TASK TO COMPLETE => The records below must be retyped exactly.

=== AVAILABLE DATA ===

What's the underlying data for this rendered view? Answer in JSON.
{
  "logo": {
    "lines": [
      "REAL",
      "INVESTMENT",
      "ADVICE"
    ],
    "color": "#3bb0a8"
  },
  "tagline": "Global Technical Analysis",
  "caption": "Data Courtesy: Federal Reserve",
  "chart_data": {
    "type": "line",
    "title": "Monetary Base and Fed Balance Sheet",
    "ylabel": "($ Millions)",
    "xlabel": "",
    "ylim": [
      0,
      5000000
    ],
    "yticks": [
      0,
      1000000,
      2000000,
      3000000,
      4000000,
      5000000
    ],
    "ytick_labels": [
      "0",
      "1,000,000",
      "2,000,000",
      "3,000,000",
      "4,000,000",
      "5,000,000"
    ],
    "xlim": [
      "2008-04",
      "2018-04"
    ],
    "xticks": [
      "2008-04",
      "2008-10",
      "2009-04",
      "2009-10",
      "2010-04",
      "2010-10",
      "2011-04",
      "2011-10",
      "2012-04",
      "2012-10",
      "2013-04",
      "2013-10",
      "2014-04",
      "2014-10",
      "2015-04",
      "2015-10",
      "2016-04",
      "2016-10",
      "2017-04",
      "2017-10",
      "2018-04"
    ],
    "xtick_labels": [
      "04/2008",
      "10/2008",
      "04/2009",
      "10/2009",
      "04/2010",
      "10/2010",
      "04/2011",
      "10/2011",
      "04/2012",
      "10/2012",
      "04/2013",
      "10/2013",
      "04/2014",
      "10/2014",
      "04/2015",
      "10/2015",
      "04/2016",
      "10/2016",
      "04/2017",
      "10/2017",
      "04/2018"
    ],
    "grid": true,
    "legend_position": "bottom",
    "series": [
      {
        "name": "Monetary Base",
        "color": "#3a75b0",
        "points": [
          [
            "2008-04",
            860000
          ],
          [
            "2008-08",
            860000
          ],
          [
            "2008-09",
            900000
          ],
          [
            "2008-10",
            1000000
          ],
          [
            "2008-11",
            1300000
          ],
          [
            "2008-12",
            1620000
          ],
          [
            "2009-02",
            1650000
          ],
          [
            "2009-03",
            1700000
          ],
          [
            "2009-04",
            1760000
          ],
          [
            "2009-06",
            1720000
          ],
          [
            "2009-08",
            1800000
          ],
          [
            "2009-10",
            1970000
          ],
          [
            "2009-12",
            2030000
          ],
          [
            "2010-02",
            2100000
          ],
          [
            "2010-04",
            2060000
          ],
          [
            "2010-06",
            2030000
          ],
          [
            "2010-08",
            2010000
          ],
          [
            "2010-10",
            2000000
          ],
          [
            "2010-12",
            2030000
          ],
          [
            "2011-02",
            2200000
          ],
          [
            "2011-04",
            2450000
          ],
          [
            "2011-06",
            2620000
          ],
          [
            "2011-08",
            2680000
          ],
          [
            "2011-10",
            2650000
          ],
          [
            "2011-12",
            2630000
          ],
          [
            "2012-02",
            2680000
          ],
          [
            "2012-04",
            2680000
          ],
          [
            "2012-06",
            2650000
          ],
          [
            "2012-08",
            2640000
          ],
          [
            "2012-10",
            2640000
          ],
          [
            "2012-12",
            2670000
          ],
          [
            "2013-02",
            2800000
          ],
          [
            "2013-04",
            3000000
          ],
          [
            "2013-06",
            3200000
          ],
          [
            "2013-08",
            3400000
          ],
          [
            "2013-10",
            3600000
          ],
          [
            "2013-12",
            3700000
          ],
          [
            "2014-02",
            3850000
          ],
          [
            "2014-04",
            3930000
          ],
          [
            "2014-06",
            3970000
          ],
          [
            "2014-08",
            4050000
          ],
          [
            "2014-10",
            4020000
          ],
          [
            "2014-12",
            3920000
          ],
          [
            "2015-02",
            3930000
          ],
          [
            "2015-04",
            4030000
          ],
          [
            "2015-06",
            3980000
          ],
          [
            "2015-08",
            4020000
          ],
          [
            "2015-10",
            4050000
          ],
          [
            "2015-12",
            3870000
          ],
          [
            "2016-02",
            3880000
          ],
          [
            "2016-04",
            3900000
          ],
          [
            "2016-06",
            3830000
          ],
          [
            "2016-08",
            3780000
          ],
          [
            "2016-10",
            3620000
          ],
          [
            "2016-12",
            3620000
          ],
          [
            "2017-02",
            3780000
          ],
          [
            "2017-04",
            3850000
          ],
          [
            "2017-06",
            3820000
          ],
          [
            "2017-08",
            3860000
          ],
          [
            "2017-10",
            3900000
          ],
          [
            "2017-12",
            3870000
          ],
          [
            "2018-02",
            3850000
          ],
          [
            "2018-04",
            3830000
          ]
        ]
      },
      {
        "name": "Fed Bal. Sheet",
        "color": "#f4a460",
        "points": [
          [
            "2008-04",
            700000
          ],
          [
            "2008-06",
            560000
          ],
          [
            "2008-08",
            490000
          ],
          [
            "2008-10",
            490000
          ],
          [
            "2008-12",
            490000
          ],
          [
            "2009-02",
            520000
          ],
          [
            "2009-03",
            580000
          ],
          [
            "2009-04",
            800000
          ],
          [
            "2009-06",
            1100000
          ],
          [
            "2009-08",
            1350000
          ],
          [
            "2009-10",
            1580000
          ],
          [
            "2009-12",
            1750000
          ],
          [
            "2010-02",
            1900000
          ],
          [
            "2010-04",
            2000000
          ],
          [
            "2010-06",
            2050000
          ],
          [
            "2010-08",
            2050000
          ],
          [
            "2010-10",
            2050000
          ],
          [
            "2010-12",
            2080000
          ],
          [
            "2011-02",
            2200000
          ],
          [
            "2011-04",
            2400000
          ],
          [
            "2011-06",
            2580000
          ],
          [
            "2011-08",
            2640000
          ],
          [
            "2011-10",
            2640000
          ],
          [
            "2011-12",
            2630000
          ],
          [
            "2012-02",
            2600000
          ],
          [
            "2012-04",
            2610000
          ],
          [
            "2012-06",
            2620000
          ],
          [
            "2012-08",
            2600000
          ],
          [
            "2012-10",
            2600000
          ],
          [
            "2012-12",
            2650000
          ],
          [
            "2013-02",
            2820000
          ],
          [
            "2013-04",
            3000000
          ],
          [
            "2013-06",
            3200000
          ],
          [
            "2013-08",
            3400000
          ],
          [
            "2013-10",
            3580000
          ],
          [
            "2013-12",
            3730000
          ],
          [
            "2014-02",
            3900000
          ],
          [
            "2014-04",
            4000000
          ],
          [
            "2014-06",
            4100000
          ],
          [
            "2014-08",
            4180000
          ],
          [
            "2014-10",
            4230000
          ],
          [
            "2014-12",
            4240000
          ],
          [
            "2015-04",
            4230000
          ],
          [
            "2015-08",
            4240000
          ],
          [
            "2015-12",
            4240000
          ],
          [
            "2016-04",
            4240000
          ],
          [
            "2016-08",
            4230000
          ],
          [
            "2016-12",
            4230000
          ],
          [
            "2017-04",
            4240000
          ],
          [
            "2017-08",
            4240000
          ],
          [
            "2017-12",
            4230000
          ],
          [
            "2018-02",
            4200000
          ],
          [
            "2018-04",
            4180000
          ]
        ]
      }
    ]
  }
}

===

SOLUTION BELOW =>
What's the underlying data for this rendered view? Answer in JSON.
{
  "logo": {
    "lines": [
      "REAL",
      "INVESTMENT",
      "ADVICE"
    ],
    "color": "#3bb0a8"
  },
  "tagline": "Global Technical Analysis",
  "caption": "Data Courtesy: Federal Reserve",
  "chart_data": {
    "type": "line",
    "title": "Monetary Base and Fed Balance Sheet",
    "ylabel": "($ Millions)",
    "xlabel": "",
    "ylim": [
      0,
      5000000
    ],
    "yticks": [
      0,
      1000000,
      2000000,
      3000000,
      4000000,
      5000000
    ],
    "ytick_labels": [
      "0",
      "1,000,000",
      "2,000,000",
      "3,000,000",
      "4,000,000",
      "5,000,000"
    ],
    "xlim": [
      "2008-04",
      "2018-04"
    ],
    "xticks": [
      "2008-04",
      "2008-10",
      "2009-04",
      "2009-10",
      "2010-04",
      "2010-10",
      "2011-04",
      "2011-10",
      "2012-04",
      "2012-10",
      "2013-04",
      "2013-10",
      "2014-04",
      "2014-10",
      "2015-04",
      "2015-10",
      "2016-04",
      "2016-10",
      "2017-04",
      "2017-10",
      "2018-04"
    ],
    "xtick_labels": [
      "04/2008",
      "10/2008",
      "04/2009",
      "10/2009",
      "04/2010",
      "10/2010",
      "04/2011",
      "10/2011",
      "04/2012",
      "10/2012",
      "04/2013",
      "10/2013",
      "04/2014",
      "10/2014",
      "04/2015",
      "10/2015",
      "04/2016",
      "10/2016",
      "04/2017",
      "10/2017",
      "04/2018"
    ],
    "grid": true,
    "legend_position": "bottom",
    "series": [
      {
        "name": "Monetary Base",
        "color": "#3a75b0",
        "points": [
          [
            "2008-04",
            860000
          ],
          [
            "2008-08",
            860000
          ],
          [
            "2008-09",
            900000
          ],
          [
            "2008-10",
            1000000
          ],
          [
            "2008-11",
            1300000
          ],
          [
            "2008-12",
            1620000
          ],
          [
            "2009-02",
            1650000
          ],
          [
            "2009-03",
            1700000
          ],
          [
            "2009-04",
            1760000
          ],
          [
            "2009-06",
            1720000
          ],
          [
            "2009-08",
            1800000
          ],
          [
            "2009-10",
            1970000
          ],
          [
            "2009-12",
            2030000
          ],
          [
            "2010-02",
            2100000
          ],
          [
            "2010-04",
            2060000
          ],
          [
            "2010-06",
            2030000
          ],
          [
            "2010-08",
            2010000
          ],
          [
            "2010-10",
            2000000
          ],
          [
            "2010-12",
            2030000
          ],
          [
            "2011-02",
            2200000
          ],
          [
            "2011-04",
            2450000
          ],
          [
            "2011-06",
            2620000
          ],
          [
            "2011-08",
            2680000
          ],
          [
            "2011-10",
            2650000
          ],
          [
            "2011-12",
            2630000
          ],
          [
            "2012-02",
            2680000
          ],
          [
            "2012-04",
            2680000
          ],
          [
            "2012-06",
            2650000
          ],
          [
            "2012-08",
            2640000
          ],
          [
            "2012-10",
            2640000
          ],
          [
            "2012-12",
            2670000
          ],
          [
            "2013-02",
            2800000
          ],
          [
            "2013-04",
            3000000
          ],
          [
            "2013-06",
            3200000
          ],
          [
            "2013-08",
            3400000
          ],
          [
            "2013-10",
            3600000
          ],
          [
            "2013-12",
            3700000
          ],
          [
            "2014-02",
            3850000
          ],
          [
            "2014-04",
            3930000
          ],
          [
            "2014-06",
            3970000
          ],
          [
            "2014-08",
            4050000
          ],
          [
            "2014-10",
            4020000
          ],
          [
            "2014-12",
            3920000
          ],
          [
            "2015-02",
            3930000
          ],
          [
            "2015-04",
            4030000
          ],
          [
            "2015-06",
            3980000
          ],
          [
            "2015-08",
            4020000
          ],
          [
            "2015-10",
            4050000
          ],
          [
            "2015-12",
            3870000
          ],
          [
            "2016-02",
            3880000
          ],
          [
            "2016-04",
            3900000
          ],
          [
            "2016-06",
            3830000
          ],
          [
            "2016-08",
            3780000
          ],
          [
            "2016-10",
            3620000
          ],
          [
            "2016-12",
            3620000
          ],
          [
            "2017-02",
            3780000
          ],
          [
            "2017-04",
            3850000
          ],
          [
            "2017-06",
            3820000
          ],
          [
            "2017-08",
            3860000
          ],
          [
            "2017-10",
            3900000
          ],
          [
            "2017-12",
            3870000
          ],
          [
            "2018-02",
            3850000
          ],
          [
            "2018-04",
            3830000
          ]
        ]
      },
      {
        "name": "Fed Bal. Sheet",
        "color": "#f4a460",
        "points": [
          [
            "2008-04",
            700000
          ],
          [
            "2008-06",
            560000
          ],
          [
            "2008-08",
            490000
          ],
          [
            "2008-10",
            490000
          ],
          [
            "2008-12",
            490000
          ],
          [
            "2009-02",
            520000
          ],
          [
            "2009-03",
            580000
          ],
          [
            "2009-04",
            800000
          ],
          [
            "2009-06",
            1100000
          ],
          [
            "2009-08",
            1350000
          ],
          [
            "2009-10",
            1580000
          ],
          [
            "2009-12",
            1750000
          ],
          [
            "2010-02",
            1900000
          ],
          [
            "2010-04",
            2000000
          ],
          [
            "2010-06",
            2050000
          ],
          [
            "2010-08",
            2050000
          ],
          [
            "2010-10",
            2050000
          ],
          [
            "2010-12",
            2080000
          ],
          [
            "2011-02",
            2200000
          ],
          [
            "2011-04",
            2400000
          ],
          [
            "2011-06",
            2580000
          ],
          [
            "2011-08",
            2640000
          ],
          [
            "2011-10",
            2640000
          ],
          [
            "2011-12",
            2630000
          ],
          [
            "2012-02",
            2600000
          ],
          [
            "2012-04",
            2610000
          ],
          [
            "2012-06",
            2620000
          ],
          [
            "2012-08",
            2600000
          ],
          [
            "2012-10",
            2600000
          ],
          [
            "2012-12",
            2650000
          ],
          [
            "2013-02",
            2820000
          ],
          [
            "2013-04",
            3000000
          ],
          [
            "2013-06",
            3200000
          ],
          [
            "2013-08",
            3400000
          ],
          [
            "2013-10",
            3580000
          ],
          [
            "2013-12",
            3730000
          ],
          [
            "2014-02",
            3900000
          ],
          [
            "2014-04",
            4000000
          ],
          [
            "2014-06",
            4100000
          ],
          [
            "2014-08",
            4180000
          ],
          [
            "2014-10",
            4230000
          ],
          [
            "2014-12",
            4240000
          ],
          [
            "2015-04",
            4230000
          ],
          [
            "2015-08",
            4240000
          ],
          [
            "2015-12",
            4240000
          ],
          [
            "2016-04",
            4240000
          ],
          [
            "2016-08",
            4230000
          ],
          [
            "2016-12",
            4230000
          ],
          [
            "2017-04",
            4240000
          ],
          [
            "2017-08",
            4240000
          ],
          [
            "2017-12",
            4230000
          ],
          [
            "2018-02",
            4200000
          ],
          [
            "2018-04",
            4180000
          ]
        ]
      }
    ]
  }
}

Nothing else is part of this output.